▸ **Tasks**
**a)** Decide whether each statement below agrees with the excerpt, answering yes or no and quoting the exact words of the excerpt that decide it: (i) Eusebius is described as normally a very reliable early historian; (ii) the quoted verses from 2nd Corinthians describe the letter as written with ink on tablets of stone; (iii) Apollos was a native of Ephesus.
**b)** Using the excerpt, answer each question briefly on its own line:
(i) Which chapter of 2nd Corinthians does the writer propose reading together?
(ii) Which baptism was the only one Apollos knew?
(iii) To what place did Apollos wish to cross?

▸ **Extract**

********************

This probably didn’t happen, but it could have, and Eusebius is normally a very reliable early historian.
Now, assuming that the letter of Jesus to Abgar didn’t actually happen, the fact is that Jesus in a very real way, did indeed send a letter from Himself to the world, and that letter is you. Let me explain…no, there is too much, let me sum up. Actually, on second thought…let’s read 2nd Corinthians 3 together, and then you can see for yourself how YOU and I are the letters of Jesus to a lost and despairing world.
2 You yourselves are our letter, written on our hearts, known and read by everyone. 3 You show that you are Christ’s letter, delivered by us, not written with ink but with the Spirit of the living God—not on tablets of stone but on tablets of human hearts.
2nd Corinthians 3:2-3
Letters of recommendation were a very big deal in the first century – still are today, really, but probably an even bigger deal then. We see this in the ministry of Apollos from Acts 18:
24 Now a Jew named Apollos, a native of Alexandria, came to Ephesus. He was an eloquent man, competent in the Scriptures. 25 He had been instructed in the way of the Lord. And being fervent in spirit, he spoke and taught accurately the things concerning Jesus, though he knew only the baptism of John. 26 He began to speak boldly in the synagogue, but when Priscilla and Aquila heard him, they took him aside and explained to him the way of God more accurately. 27 And when he wished to cross to Achaia, the brothers encouraged him and wrote to the disciples to welcome him. When he arrived, he greatly helped those who through grace had believed, 28 for he powerfully refuted the Jews in public, showing by the Scriptures that the Christ was Jesus.

********************

▸ **Data under study**
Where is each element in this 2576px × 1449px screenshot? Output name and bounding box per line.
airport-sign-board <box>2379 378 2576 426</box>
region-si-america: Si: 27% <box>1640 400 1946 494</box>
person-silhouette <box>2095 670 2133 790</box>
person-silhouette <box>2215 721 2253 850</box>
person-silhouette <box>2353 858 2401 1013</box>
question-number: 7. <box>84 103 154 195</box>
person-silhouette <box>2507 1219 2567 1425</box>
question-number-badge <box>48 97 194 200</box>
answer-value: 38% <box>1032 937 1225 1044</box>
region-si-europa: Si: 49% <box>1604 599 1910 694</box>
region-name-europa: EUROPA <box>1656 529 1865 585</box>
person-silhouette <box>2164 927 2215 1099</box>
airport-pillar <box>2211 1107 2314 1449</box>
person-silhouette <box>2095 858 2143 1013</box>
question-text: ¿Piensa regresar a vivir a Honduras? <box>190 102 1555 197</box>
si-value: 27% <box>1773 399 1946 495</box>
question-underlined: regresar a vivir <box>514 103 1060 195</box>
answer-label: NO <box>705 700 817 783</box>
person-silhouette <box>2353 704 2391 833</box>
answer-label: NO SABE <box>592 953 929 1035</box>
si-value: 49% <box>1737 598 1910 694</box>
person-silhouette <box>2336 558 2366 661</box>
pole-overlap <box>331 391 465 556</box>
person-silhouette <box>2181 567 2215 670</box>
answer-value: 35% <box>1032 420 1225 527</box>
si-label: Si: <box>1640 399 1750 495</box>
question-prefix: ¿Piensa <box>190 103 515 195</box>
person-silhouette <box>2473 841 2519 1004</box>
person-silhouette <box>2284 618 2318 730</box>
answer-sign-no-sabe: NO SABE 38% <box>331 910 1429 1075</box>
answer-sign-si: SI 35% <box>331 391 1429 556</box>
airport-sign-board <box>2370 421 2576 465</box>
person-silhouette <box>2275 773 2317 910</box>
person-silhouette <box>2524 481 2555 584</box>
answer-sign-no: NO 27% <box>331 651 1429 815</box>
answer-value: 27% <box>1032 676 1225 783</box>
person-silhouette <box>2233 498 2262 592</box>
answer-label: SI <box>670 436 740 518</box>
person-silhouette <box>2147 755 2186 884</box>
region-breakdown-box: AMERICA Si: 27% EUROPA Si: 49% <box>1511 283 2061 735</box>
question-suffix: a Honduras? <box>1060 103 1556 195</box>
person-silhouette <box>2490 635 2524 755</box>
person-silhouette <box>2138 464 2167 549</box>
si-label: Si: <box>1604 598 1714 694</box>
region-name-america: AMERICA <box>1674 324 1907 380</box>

********************

▸ **List of solutions**
**a)**
(i) Yes: "Eusebius is normally a very reliable early historian."
(ii) No: "not written with ink but with the Spirit of the living God—not on tablets of stone but on tablets of human hearts."
(iii) No: "a native of Alexandria, came to Ephesus."

**b)**
(i) Chapter 3
(ii) The baptism of John
(iii) Achaia